begin DATA SUPPLIED

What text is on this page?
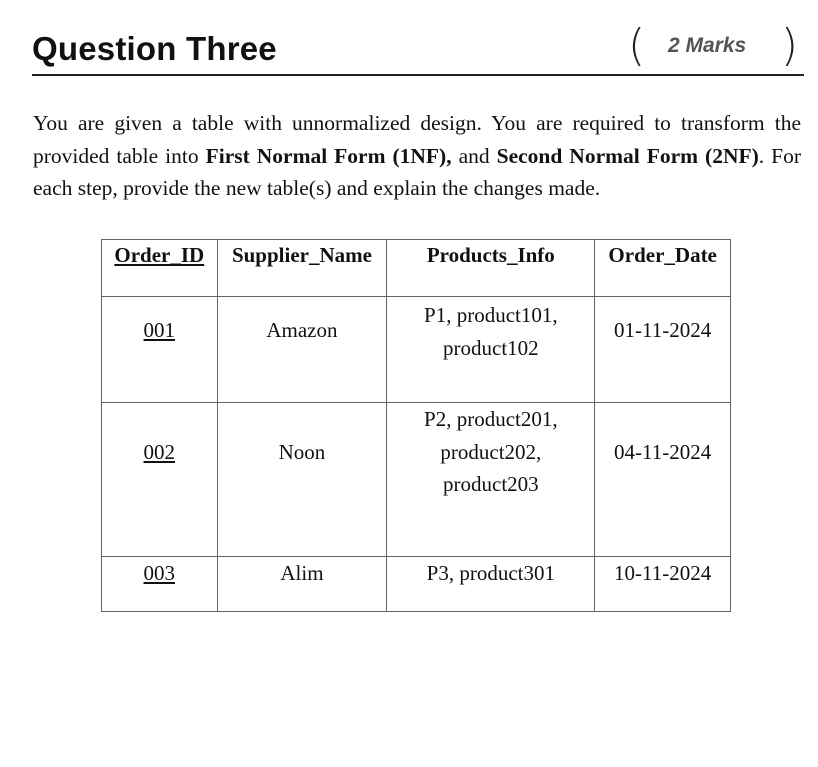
Question Three	( 2 Marks )

You are given a table with unnormalized design. You are required to transform the provided table into First Normal Form (1NF), and Second Normal Form (2NF). For each step, provide the new table(s) and explain the changes made.

Order_ID	Supplier_Name	Products_Info	Order_Date

001	Amazon	P1, product101,
product102	01-11-2024

002	Noon	P2, product201,
product202,
product203	04-11-2024

003	Alim	P3, product301	10-11-2024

end DATA SUPPLIED

■ EXERCISE OBJECTIVE ■
Pictures are not part of the copy; reproduce everything else in the records exactly.

■ RESULT OF THE EXERCISE ■
What text is on this page?
Question Three	( 2 Marks )

You are given a table with unnormalized design. You are required to transform the provided table into First Normal Form (1NF), and Second Normal Form (2NF). For each step, provide the new table(s) and explain the changes made.

Order_ID	Supplier_Name	Products_Info	Order_Date

001	Amazon	P1, product101,
product102	01-11-2024

002	Noon	P2, product201,
product202,
product203	04-11-2024

003	Alim	P3, product301	10-11-2024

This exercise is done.